→ WHAT YOU ARE ASKED TO DO:
Find the line containing "Parse this screenshot: output". Retype it and every later line of the records exactly, leaving out pictures.

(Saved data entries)
§ §
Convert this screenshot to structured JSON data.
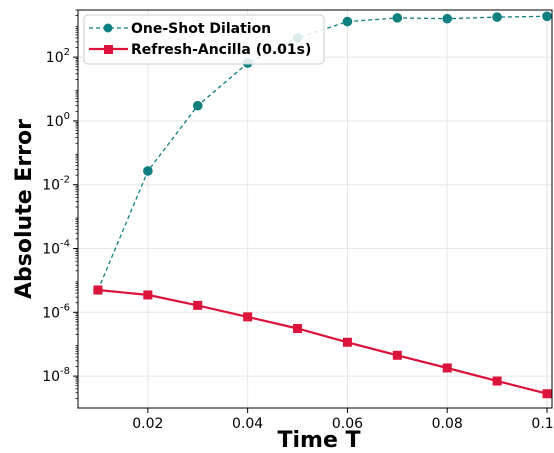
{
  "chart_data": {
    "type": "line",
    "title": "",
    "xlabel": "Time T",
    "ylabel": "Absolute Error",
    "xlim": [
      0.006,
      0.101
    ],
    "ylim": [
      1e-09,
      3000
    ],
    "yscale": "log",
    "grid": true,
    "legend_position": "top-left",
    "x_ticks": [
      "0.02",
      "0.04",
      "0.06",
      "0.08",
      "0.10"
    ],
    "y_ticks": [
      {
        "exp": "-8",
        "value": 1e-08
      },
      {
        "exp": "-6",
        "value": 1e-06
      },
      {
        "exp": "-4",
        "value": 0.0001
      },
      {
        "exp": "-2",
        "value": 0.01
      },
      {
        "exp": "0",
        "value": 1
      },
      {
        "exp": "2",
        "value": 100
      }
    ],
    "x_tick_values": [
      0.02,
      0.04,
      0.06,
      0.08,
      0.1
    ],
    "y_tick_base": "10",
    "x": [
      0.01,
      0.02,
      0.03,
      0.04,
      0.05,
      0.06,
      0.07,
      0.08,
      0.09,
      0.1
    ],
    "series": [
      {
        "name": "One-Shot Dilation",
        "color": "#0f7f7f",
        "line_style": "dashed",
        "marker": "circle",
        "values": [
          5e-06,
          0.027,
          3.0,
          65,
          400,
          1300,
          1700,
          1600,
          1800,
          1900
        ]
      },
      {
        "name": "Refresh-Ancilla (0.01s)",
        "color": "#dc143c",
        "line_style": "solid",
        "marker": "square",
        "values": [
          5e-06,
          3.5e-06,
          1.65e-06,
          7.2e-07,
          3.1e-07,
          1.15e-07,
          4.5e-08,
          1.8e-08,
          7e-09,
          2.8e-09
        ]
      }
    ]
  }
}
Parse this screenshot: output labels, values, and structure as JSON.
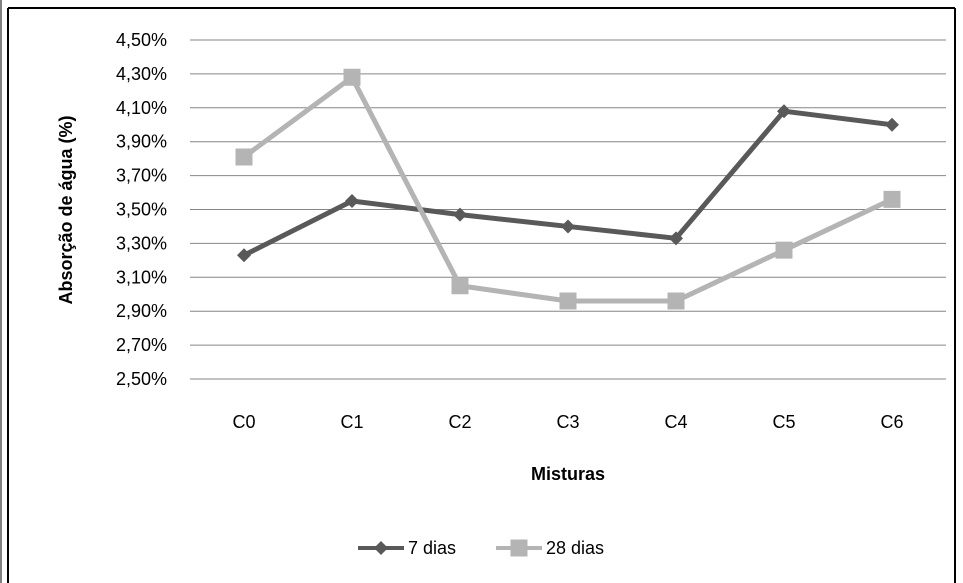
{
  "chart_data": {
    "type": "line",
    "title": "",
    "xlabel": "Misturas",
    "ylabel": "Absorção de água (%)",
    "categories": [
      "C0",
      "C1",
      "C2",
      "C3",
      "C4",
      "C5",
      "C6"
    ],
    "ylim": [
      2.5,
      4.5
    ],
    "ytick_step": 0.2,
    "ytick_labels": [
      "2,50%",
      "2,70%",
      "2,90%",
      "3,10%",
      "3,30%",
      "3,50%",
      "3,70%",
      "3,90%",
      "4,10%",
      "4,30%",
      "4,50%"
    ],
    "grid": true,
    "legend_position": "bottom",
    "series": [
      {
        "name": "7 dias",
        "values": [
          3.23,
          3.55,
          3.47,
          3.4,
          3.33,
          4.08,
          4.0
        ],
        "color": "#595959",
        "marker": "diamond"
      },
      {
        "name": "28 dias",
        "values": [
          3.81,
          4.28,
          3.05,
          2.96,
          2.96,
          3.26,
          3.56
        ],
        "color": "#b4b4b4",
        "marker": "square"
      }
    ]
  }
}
§ §
→ RESPONSE TO THIS TASK:
Parse this screenshot: output labels, values, and structure as JSON.
{
  "chart_data": {
    "type": "line",
    "title": "",
    "xlabel": "Misturas",
    "ylabel": "Absorção de água (%)",
    "categories": [
      "C0",
      "C1",
      "C2",
      "C3",
      "C4",
      "C5",
      "C6"
    ],
    "ylim": [
      2.5,
      4.5
    ],
    "ytick_step": 0.2,
    "ytick_labels": [
      "2,50%",
      "2,70%",
      "2,90%",
      "3,10%",
      "3,30%",
      "3,50%",
      "3,70%",
      "3,90%",
      "4,10%",
      "4,30%",
      "4,50%"
    ],
    "grid": true,
    "legend_position": "bottom",
    "series": [
      {
        "name": "7 dias",
        "values": [
          3.23,
          3.55,
          3.47,
          3.4,
          3.33,
          4.08,
          4.0
        ],
        "color": "#595959",
        "marker": "diamond"
      },
      {
        "name": "28 dias",
        "values": [
          3.81,
          4.28,
          3.05,
          2.96,
          2.96,
          3.26,
          3.56
        ],
        "color": "#b4b4b4",
        "marker": "square"
      }
    ]
  }
}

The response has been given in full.